REQUIREMENT: Go through the entries below and collect each line with the string "способности" in it.

Data records
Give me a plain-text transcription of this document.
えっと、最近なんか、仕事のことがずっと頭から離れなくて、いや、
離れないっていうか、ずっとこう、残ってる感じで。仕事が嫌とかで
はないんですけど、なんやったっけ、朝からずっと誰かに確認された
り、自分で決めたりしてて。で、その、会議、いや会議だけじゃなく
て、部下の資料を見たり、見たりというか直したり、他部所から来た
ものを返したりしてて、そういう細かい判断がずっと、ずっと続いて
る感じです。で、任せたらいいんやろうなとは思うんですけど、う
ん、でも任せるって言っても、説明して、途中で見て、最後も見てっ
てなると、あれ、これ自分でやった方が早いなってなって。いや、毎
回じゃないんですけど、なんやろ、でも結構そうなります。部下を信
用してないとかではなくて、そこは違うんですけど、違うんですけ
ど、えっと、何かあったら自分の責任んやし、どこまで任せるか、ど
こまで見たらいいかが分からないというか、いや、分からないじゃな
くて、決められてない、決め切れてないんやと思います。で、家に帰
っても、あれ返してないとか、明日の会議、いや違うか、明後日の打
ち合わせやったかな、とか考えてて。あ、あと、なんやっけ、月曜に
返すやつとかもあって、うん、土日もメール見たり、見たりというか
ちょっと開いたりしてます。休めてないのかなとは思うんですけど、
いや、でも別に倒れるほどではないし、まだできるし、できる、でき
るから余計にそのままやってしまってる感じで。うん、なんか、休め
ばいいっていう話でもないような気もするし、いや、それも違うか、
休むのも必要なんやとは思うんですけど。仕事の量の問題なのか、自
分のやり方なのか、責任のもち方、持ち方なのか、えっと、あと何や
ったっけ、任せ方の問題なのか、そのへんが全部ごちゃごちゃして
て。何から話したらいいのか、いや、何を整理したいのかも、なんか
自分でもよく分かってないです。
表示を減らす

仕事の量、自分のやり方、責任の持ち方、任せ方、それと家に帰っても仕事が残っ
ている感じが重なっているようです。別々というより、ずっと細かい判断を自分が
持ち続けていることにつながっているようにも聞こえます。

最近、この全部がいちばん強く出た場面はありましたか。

==

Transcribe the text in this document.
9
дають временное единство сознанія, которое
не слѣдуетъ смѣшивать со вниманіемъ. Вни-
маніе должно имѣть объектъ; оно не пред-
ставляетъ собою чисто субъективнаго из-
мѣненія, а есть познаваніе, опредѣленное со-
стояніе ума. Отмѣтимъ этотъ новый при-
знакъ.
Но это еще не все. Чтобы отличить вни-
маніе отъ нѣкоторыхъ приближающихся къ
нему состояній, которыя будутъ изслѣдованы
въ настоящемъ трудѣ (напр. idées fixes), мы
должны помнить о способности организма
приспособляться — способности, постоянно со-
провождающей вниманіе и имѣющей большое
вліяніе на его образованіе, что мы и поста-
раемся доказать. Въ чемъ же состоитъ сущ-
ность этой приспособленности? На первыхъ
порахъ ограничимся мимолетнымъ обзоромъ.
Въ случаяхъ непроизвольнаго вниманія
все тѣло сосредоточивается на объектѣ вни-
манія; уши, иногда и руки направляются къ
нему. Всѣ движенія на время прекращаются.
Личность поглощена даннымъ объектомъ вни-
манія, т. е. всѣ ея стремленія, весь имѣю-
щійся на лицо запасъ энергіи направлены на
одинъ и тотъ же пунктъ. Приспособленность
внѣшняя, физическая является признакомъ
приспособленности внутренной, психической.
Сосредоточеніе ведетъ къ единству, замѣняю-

...

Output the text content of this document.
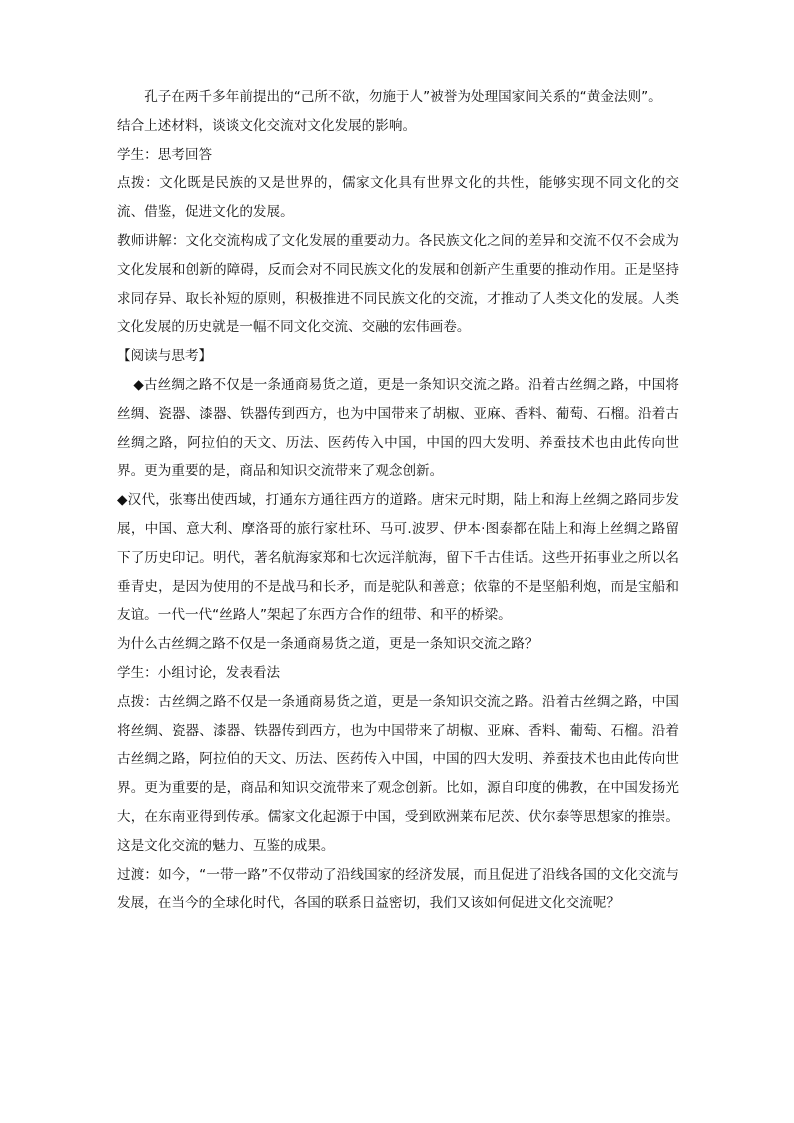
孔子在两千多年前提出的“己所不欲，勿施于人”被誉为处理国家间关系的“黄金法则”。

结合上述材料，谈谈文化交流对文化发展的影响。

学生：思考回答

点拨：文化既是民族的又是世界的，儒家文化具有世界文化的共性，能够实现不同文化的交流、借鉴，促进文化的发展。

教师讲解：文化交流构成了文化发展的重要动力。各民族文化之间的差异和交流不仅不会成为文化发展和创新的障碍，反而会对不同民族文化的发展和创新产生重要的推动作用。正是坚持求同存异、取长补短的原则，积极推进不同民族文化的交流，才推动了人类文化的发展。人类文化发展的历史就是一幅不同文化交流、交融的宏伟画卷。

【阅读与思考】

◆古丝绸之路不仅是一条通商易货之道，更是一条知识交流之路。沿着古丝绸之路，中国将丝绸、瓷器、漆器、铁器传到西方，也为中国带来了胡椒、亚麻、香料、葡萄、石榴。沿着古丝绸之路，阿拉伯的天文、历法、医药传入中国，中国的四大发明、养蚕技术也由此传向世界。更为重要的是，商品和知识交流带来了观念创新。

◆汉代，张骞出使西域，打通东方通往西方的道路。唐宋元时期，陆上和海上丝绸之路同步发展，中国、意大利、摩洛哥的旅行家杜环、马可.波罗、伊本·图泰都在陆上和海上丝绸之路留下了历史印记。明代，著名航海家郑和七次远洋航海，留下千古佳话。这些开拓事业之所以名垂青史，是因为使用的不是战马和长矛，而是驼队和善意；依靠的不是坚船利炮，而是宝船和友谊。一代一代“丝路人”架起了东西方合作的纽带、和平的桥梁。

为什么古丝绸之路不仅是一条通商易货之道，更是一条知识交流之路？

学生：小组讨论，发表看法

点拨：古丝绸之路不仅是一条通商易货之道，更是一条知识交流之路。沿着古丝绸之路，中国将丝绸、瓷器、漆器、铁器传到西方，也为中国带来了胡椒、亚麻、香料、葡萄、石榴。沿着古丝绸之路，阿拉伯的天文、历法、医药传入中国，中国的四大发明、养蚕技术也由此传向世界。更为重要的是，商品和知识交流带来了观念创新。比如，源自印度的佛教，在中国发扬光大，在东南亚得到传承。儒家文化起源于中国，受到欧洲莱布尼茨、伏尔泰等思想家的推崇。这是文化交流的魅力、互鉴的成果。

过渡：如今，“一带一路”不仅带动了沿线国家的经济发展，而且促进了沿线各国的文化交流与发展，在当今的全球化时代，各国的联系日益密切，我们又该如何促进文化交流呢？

REPLY TO THE TASK:
должны помнить о способности организма
приспособляться — способности, постоянно со-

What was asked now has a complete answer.